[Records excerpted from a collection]
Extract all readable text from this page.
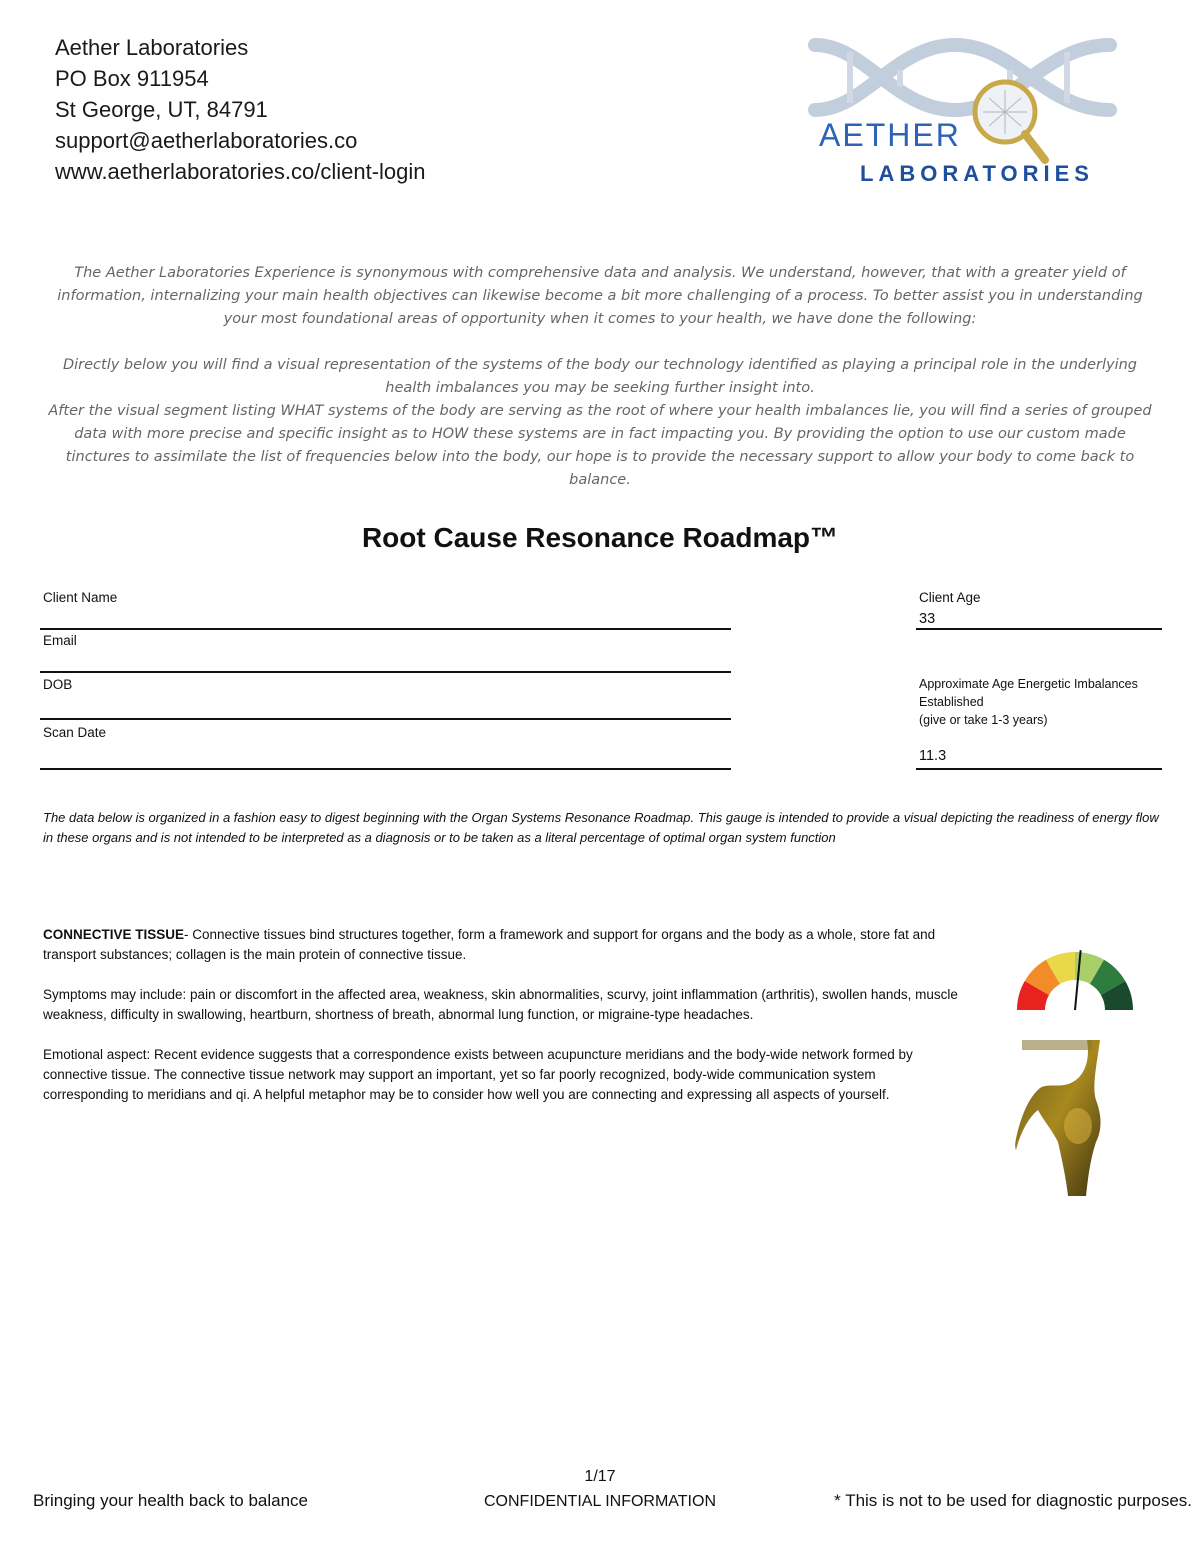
Aether Laboratories
PO Box 911954
St George, UT, 84791
support@aetherlaboratories.co
www.aetherlaboratories.co/client-login
AETHER
LABORATORIES

The Aether Laboratories Experience is synonymous with comprehensive data and analysis. We understand, however, that with a greater yield of information, internalizing your main health objectives can likewise become a bit more challenging of a process. To better assist you in understanding your most foundational areas of opportunity when it comes to your health, we have done the following:

Directly below you will find a visual representation of the systems of the body our technology identified as playing a principal role in the underlying health imbalances you may be seeking further insight into.

After the visual segment listing WHAT systems of the body are serving as the root of where your health imbalances lie, you will find a series of grouped data with more precise and specific insight as to HOW these systems are in fact impacting you. By providing the option to use our custom made tinctures to assimilate the list of frequencies below into the body, our hope is to provide the necessary support to allow your body to come back to balance.

Root Cause Resonance Roadmap™
Client Name
Email
DOB
Scan Date
Client Age
33
Approximate Age Energetic Imbalances
Established
(give or take 1-3 years)
11.3
The data below is organized in a fashion easy to digest beginning with the Organ Systems Resonance Roadmap. This gauge is intended to provide a visual depicting the readiness of energy flow in these organs and is not intended to be interpreted as a diagnosis or to be taken as a literal percentage of optimal organ system function

CONNECTIVE TISSUE- Connective tissues bind structures together, form a framework and support for organs and the body as a whole, store fat and transport substances; collagen is the main protein of connective tissue.

Symptoms may include: pain or discomfort in the affected area, weakness, skin abnormalities, scurvy, joint inflammation (arthritis), swollen hands, muscle weakness, difficulty in swallowing, heartburn, shortness of breath, abnormal lung function, or migraine-type headaches.

Emotional aspect: Recent evidence suggests that a correspondence exists between acupuncture meridians and the body-wide network formed by connective tissue. The connective tissue network may support an important, yet so far poorly recognized, body-wide communication system corresponding to meridians and qi. A helpful metaphor may be to consider how well you are connecting and expressing all aspects of yourself.

1/17
Bringing your health back to balance	CONFIDENTIAL INFORMATION	* This is not to be used for diagnostic purposes.
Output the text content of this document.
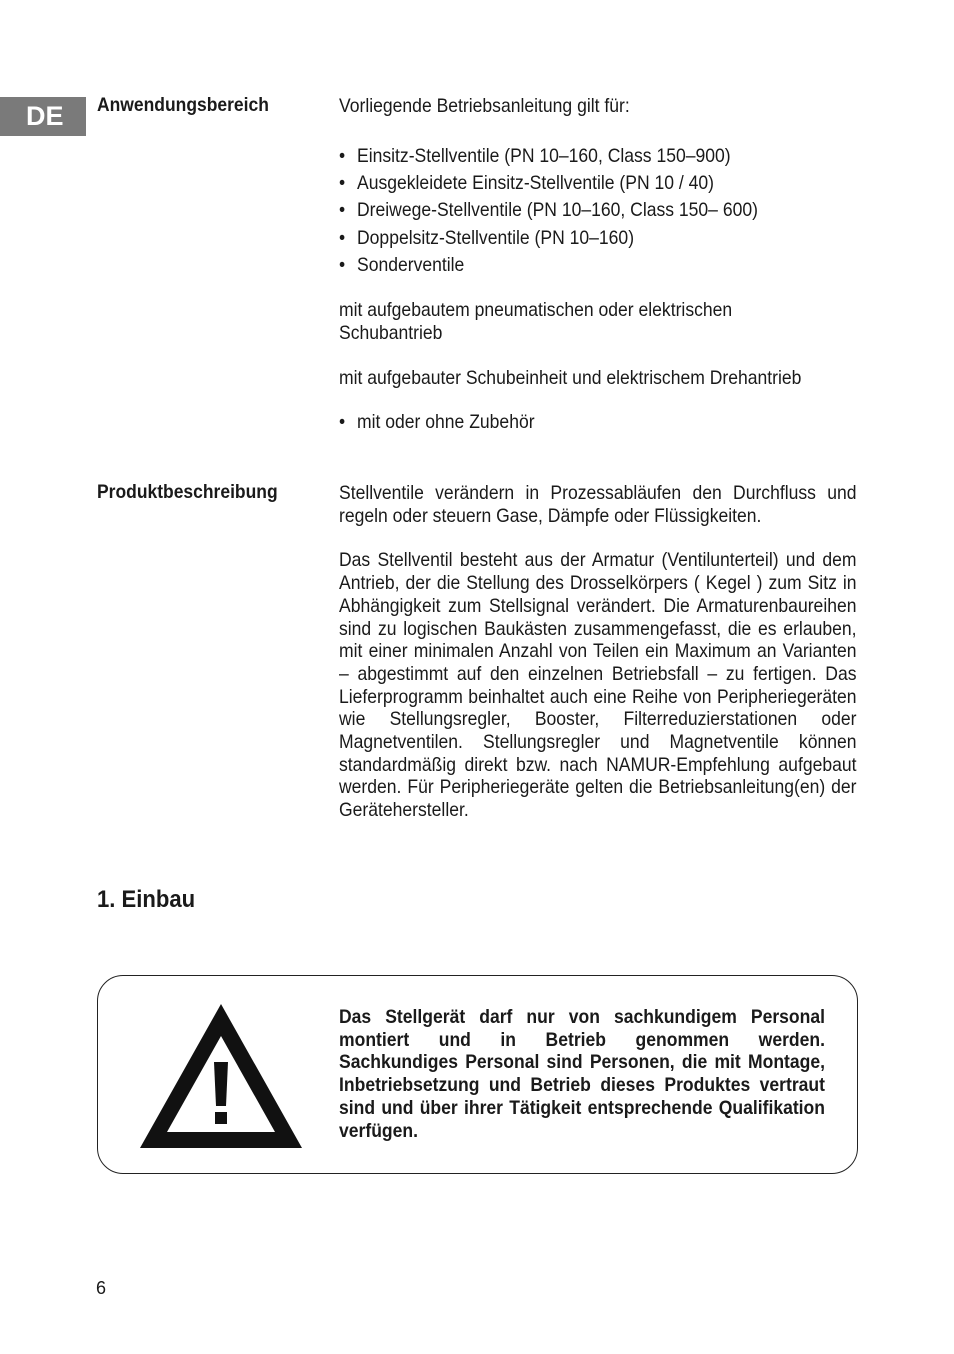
DE	Anwendungsbereich	Vorliegende Betriebsanleitung gilt für:

• Einsitz-Stellventile (PN 10–160, Class 150–900)
• Ausgekleidete Einsitz-Stellventile (PN 10 / 40)
• Dreiwege-Stellventile (PN 10–160, Class 150– 600)
• Doppelsitz-Stellventile (PN 10–160)
• Sonderventile

mit aufgebautem pneumatischen oder elektrischen Schubantrieb

mit aufgebauter Schubeinheit und elektrischem Drehantrieb

• mit oder ohne Zubehör
Produktbeschreibung	Stellventile verändern in Prozessabläufen den Durchfluss und regeln oder steuern Gase, Dämpfe oder Flüssigkeiten.

Das Stellventil besteht aus der Armatur (Ventilunterteil) und dem Antrieb, der die Stellung des Drosselkörpers ( Kegel ) zum Sitz in Abhängigkeit zum Stellsignal verändert. Die Armaturenbaureihen sind zu logischen Baukästen zusammengefasst, die es erlauben, mit einer minimalen Anzahl von Teilen ein Maximum an Varianten – abgestimmt auf den einzelnen Betriebsfall – zu fertigen. Das Lieferprogramm beinhaltet auch eine Reihe von Peripheriegeräten wie Stellungsregler, Booster, Filterreduzierstationen oder Magnetventilen. Stellungsregler und Magnetventile können standardmäßig direkt bzw. nach NAMUR-Empfehlung aufgebaut werden. Für Peripheriegeräte gelten die Betriebsanleitung(en) der Gerätehersteller.

1. Einbau
Das Stellgerät darf nur von sachkundigem Personal montiert und in Betrieb genommen werden. Sachkundiges Personal sind Personen, die mit Montage, Inbetriebsetzung und Betrieb dieses Produktes vertraut sind und über ihrer Tätigkeit entsprechende Qualifikation verfügen.
6
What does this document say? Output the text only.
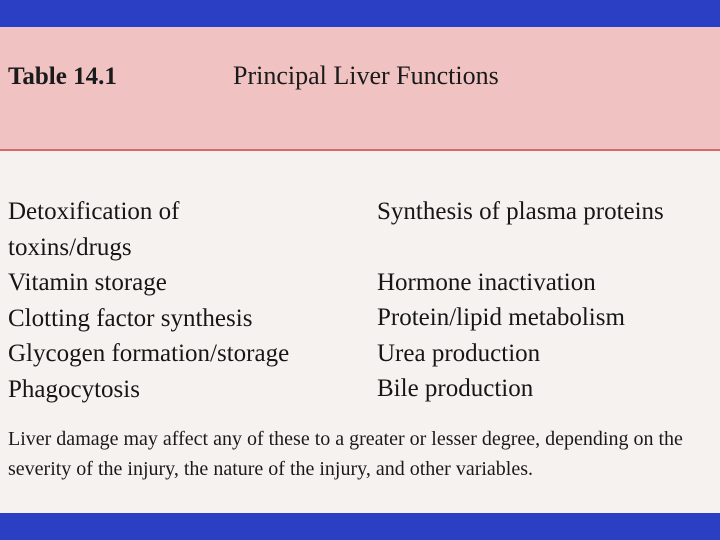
Table 14.1	Principal Liver Functions
Detoxification of
toxins/drugs
Vitamin storage
Clotting factor synthesis
Glycogen formation/storage
Phagocytosis
Synthesis of plasma proteins
Hormone inactivation
Protein/lipid metabolism
Urea production
Bile production
Liver damage may affect any of these to a greater or lesser degree, depending on the severity of the injury, the nature of the injury, and other variables.
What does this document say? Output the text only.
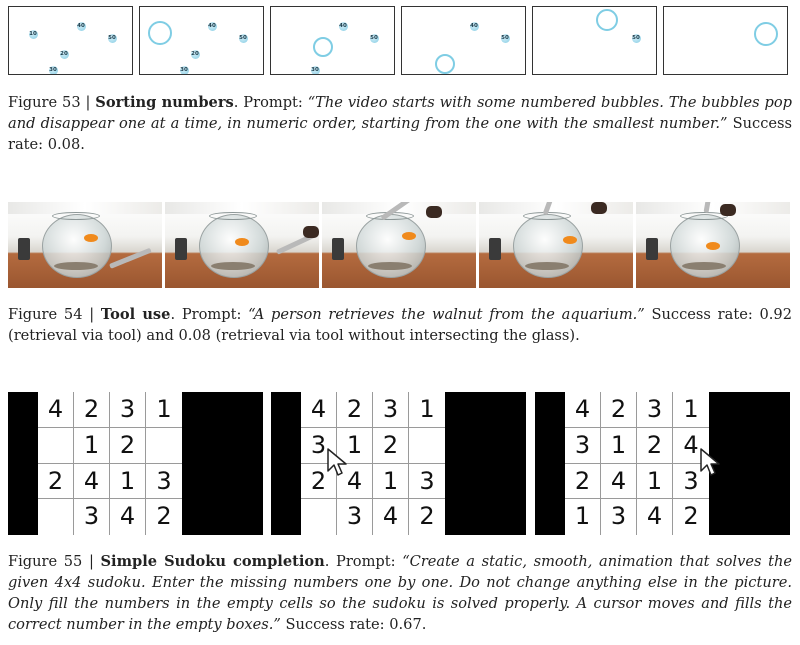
10
20
30
40
50
20
30
40
50
30
40
50
40
50	50
Figure 53 | Sorting numbers. Prompt: “The video starts with some numbered bubbles. The bubbles pop and disappear one at a time, in numeric order, starting from the one with the smallest number.” Success rate: 0.08.
Figure 54 | Tool use. Prompt: “A person retrieves the walnut from the aquarium.” Success rate: 0.92 (retrieval via tool) and 0.08 (retrieval via tool without intersecting the glass).
4 2 3 1
1 2
2 4 1 3
3 4 2
4 2 3 1
3 1 2
2 4 1 3
3 4 2
4 2 3 1
3 1 2 4
2 4 1 3
1 3 4 2
Figure 55 | Simple Sudoku completion. Prompt: “Create a static, smooth, animation that solves the given 4x4 sudoku. Enter the missing numbers one by one. Do not change anything else in the picture. Only fill the numbers in the empty cells so the sudoku is solved properly. A cursor moves and fills the correct number in the empty boxes.” Success rate: 0.67.
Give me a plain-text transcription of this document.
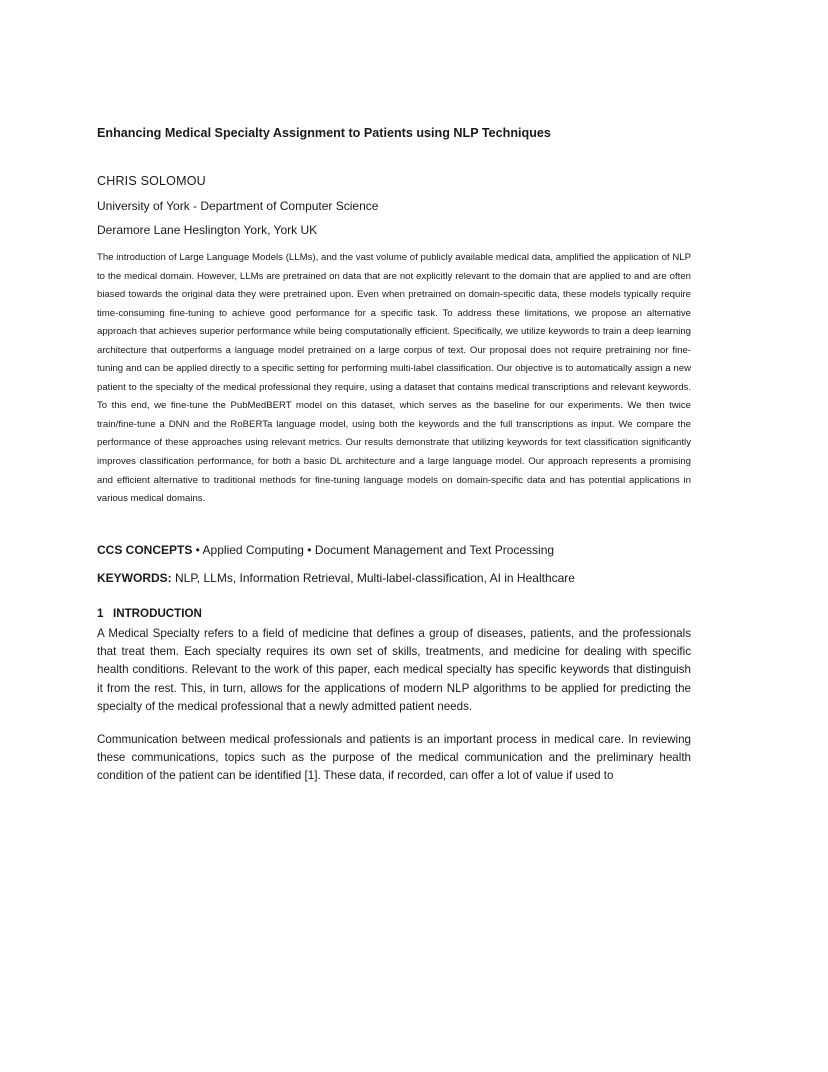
Enhancing Medical Specialty Assignment to Patients using NLP Techniques
CHRIS SOLOMOU
University of York - Department of Computer Science
Deramore Lane Heslington York, York UK

The introduction of Large Language Models (LLMs), and the vast volume of publicly available medical data, amplified the application of NLP to the medical domain. However, LLMs are pretrained on data that are not explicitly relevant to the domain that are applied to and are often biased towards the original data they were pretrained upon. Even when pretrained on domain-specific data, these models typically require time-consuming fine-tuning to achieve good performance for a specific task. To address these limitations, we propose an alternative approach that achieves superior performance while being computationally efficient. Specifically, we utilize keywords to train a deep learning architecture that outperforms a language model pretrained on a large corpus of text. Our proposal does not require pretraining nor fine-tuning and can be applied directly to a specific setting for performing multi-label classification. Our objective is to automatically assign a new patient to the specialty of the medical professional they require, using a dataset that contains medical transcriptions and relevant keywords. To this end, we fine-tune the PubMedBERT model on this dataset, which serves as the baseline for our experiments. We then twice train/fine-tune a DNN and the RoBERTa language model, using both the keywords and the full transcriptions as input. We compare the performance of these approaches using relevant metrics. Our results demonstrate that utilizing keywords for text classification significantly improves classification performance, for both a basic DL architecture and a large language model. Our approach represents a promising and efficient alternative to traditional methods for fine-tuning language models on domain-specific data and has potential applications in various medical domains.

CCS CONCEPTS • Applied Computing • Document Management and Text Processing
KEYWORDS: NLP, LLMs, Information Retrieval, Multi-label-classification, AI in Healthcare
1 INTRODUCTION

A Medical Specialty refers to a field of medicine that defines a group of diseases, patients, and the professionals that treat them. Each specialty requires its own set of skills, treatments, and medicine for dealing with specific health conditions. Relevant to the work of this paper, each medical specialty has specific keywords that distinguish it from the rest. This, in turn, allows for the applications of modern NLP algorithms to be applied for predicting the specialty of the medical professional that a newly admitted patient needs.

Communication between medical professionals and patients is an important process in medical care. In reviewing these communications, topics such as the purpose of the medical communication and the preliminary health condition of the patient can be identified [1]. These data, if recorded, can offer a lot of value if used to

What needs to be done >> Search the records above for "werden" and copy every line that has it.

Response for this exercise >>
Das Stellventil besteht aus der Armatur (Ventilunterteil) und dem Antrieb, der die Stellung des Drosselkörpers ( Kegel ) zum Sitz in Abhängigkeit zum Stellsignal verändert. Die Armaturenbaureihen sind zu logischen Baukästen zusammengefasst, die es erlauben, mit einer minimalen Anzahl von Teilen ein Maximum an Varianten – abgestimmt auf den einzelnen Betriebsfall – zu fertigen. Das Lieferprogramm beinhaltet auch eine Reihe von Peripheriegeräten wie Stellungsregler, Booster, Filterreduzierstationen oder Magnetventilen. Stellungsregler und Magnetventile können standardmäßig direkt bzw. nach NAMUR-Empfehlung aufgebaut werden. Für Peripheriegeräte gelten die Betriebsanleitung(en) der Gerätehersteller.
Das Stellgerät darf nur von sachkundigem Personal montiert und in Betrieb genommen werden. Sachkundiges Personal sind Personen, die mit Montage, Inbetriebsetzung und Betrieb dieses Produktes vertraut sind und über ihrer Tätigkeit entsprechende Qualifikation verfügen.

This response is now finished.